» Verilen Metin:
┌──

Ayrıca oğul Murat Arkın,”Biz büyük bir aileyiz..Bugün gördüm ki, biz gerçekten çok büyük bir aileymişiz” diyerek,Cüneyt Arkın’a olan sevgiyi,saygıyı ve ilgiyi ortaya koydu..
Böyle güzellikler herkese nasip olmaz bilirim..
Cüneyt Arkın’ın Teşvikiye Camii’ndeki cenaze törenine her yaştan,hur kuşaktan sevenlerinin katılması Arkın’ın bir başka yanını da ortaya koydu..

ÖRNEK SANATÇI KİŞİLİK?
Bir sanatçının ardından söylenen sözler kadar, “o’nun son vedasına, çıkıp gelmek te bir başka vefa olarak” hatırlanacaktır..
Cenaze töreninden yansıyanlar arasında  liseden arkadaşı Eskişehir Büyükşehir Belediye Başkanı Prof.Dr. Ersan Büyükerşen, “ Katıksız bir Atatürkçü idi” diyerek, “Cüneyt Arkın’ın vatanını, milletini ne kadar çok sevdiğini” bu kelimeler ile özetlerken, İstanbul Büyükşehir Belediye Başkanı Ekrem İmamoğlu,”Böyle ustalara, değerlere sahip çıkmak boynumuzun borcudur”diyerek son noktayı koyuyordu..
Allah, gani, gani rahmet, cennet-mekan eylesin!
Bu konuda dün Bizim Sakarya Gazetesi’nde bir yazım yer aldı..
Merhum Sinemanın usta oyuncusu, müşfik baba Cüneyt Arkın üzerinden, kendi ilimizdeki değerlere dikkat çekerek, bazı konularda yapılacaklara dikkat çektim..

BENİ TÜRK MİLLETİ KAHRAMAN YAPTI!
Bu güzel insan “Beni Türk Milleti kahraman yaptı” diyerek, Türk Milleti’ne bir vefa örneği sergilerken, o’nun sevenleri de bugün aynı güzellik ile Cüneyt Arkın’ını uğurladı..

└──

» Verilen Bilgiler:
┌──

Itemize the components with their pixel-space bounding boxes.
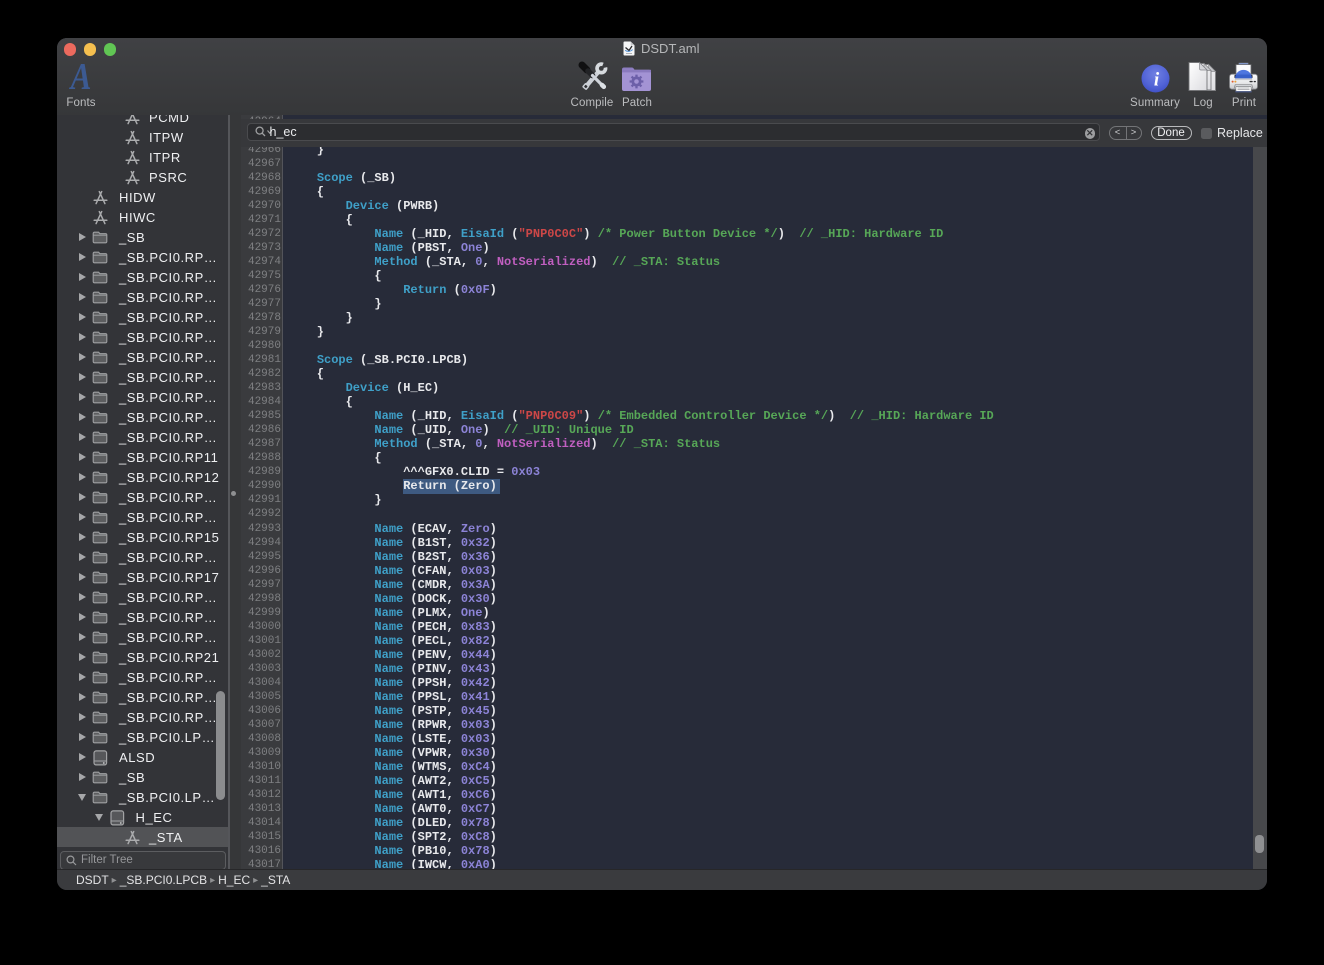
svg-text:i: i — [1154, 70, 1160, 91]
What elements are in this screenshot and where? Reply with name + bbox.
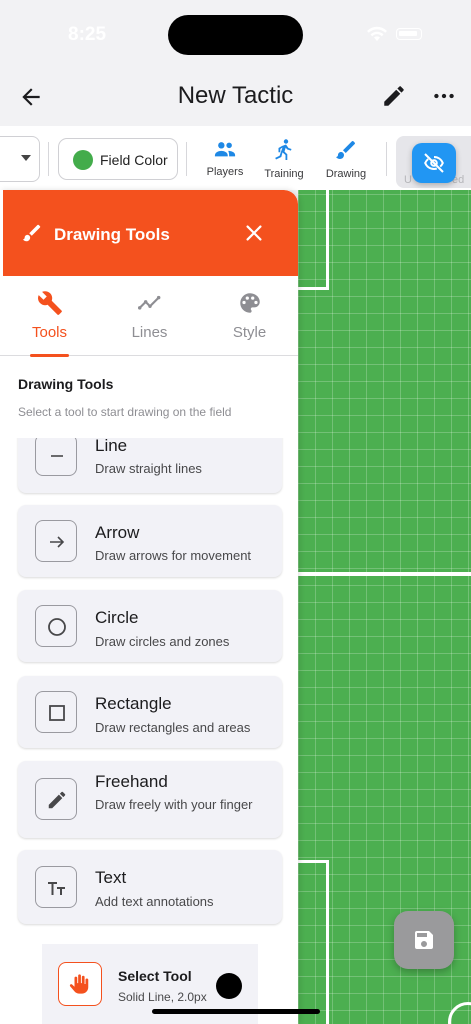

└──

» Görevler:
1. Cüneyt Arkın'ın cenazesini anlatan metinde sözleri tırnak içinde doğrudan aktarılan kişileri, metinde verilen unvanlarıyla birlikte sıralayın.
2. Cüneyt Arkın'ın cenazesini anlatan metni son cümlesinden sonra sürdürün.

» Beklenen Sonuçlar:
1.
- Oğul Murat Arkın
- Eskişehir Büyükşehir Belediye Başkanı Prof. Dr. Ersan Büyükerşen
- İstanbul Büyükşehir Belediye Başkanı Ekrem İmamoğlu
- Cüneyt Arkın

2.
“Unutmamak, hatırlamak ve anılarda yaşatmak” adına “Akyazılı değerlerimiz için bazı şeyler yapabiliriz” noktasından hareket ile üzerimize düşen görevi hatırlattım..
Şüphesiz Sakarya’nın da bu manada berzah alemine intikal etmiş değerleri var..
“Keşke bunları da hatırlayabilsek, hatıralarını yaşama ve yaşatma” konusunda bir kıpırdayabilsek?
Hakkını teslim edelim,sevgili Portre yazarı,Sakarya’nın bir başka değeri Fahri Tuna kardeşim, “edebiyat konusunda olduğu kadar, siyasete ve yerel kültüre damga vurmuş değerlerimizin hatırlanması ve anılmasında” önemli işler yapıyor..

KENDİ MAHALLEMİZDEKİLER?
Bir gazeteci, yazar, eğitimci olarak üzülerek ifade edeyim ki, “bizim meslekte, binbir zorluk ve kıtlık içinde mesleklerini hoş seda içinde yapmaya çalışan ve aramızdan ayrılanlar i için, bizim mahalledikiler ne yaptı da, diğer mahalledekileri” harekete geçirebilelim?
Bu konuda görüş ve düşüncelerini paylaşanlardan sevgili öğrencim Ayşe Kar Özer’in, kısa, öz yorumu beni ziyadesiyle üzdü ve düşündürdü?

AKYAZI’DAN CESUR BİR SES?
Sevgili Ayşe Kar Özer, çevresinde olup bitenlere duyarlı, “sözünü daldan budaktan esirgemeyen öğrencilerim” arasında yer alanlardan biri..
Şöyle diyor, ”Vallahi Hocam, çok güzel hususlara değinmişsin.
Merhum sinema sanatçısı Yıldırım Gençer’in bildiğim kadar iki oğlu vardı: Tunç ve Tuncer..
Tunç, bizim ile okumuştu..
Ama ben hiç onu Akyazı’da görmedim!
Böyle bir şey yapılırsa, mutlaka aile ile irtibat kurmak gerek..
Ama ben Akyazı’da böyle faaliyetleri yapabilecek bir ortamın olduğunu düşünemiyorum!
Bilmem Hocam!
Çok zor!
Tiyatroymuş, sinemaymış?
Bu duyguları canlandırırlar mı?”

AKYAZI, AKYAZI OLALI?

İşte durumun özeti, bu yukarıdaki düşüncelerde apaçık ortada!
Ülkenin, nereden,nereye kaldığının da bir göstergesidir bu durum!
Benim lise yıllarımda Akyazı bu değildi?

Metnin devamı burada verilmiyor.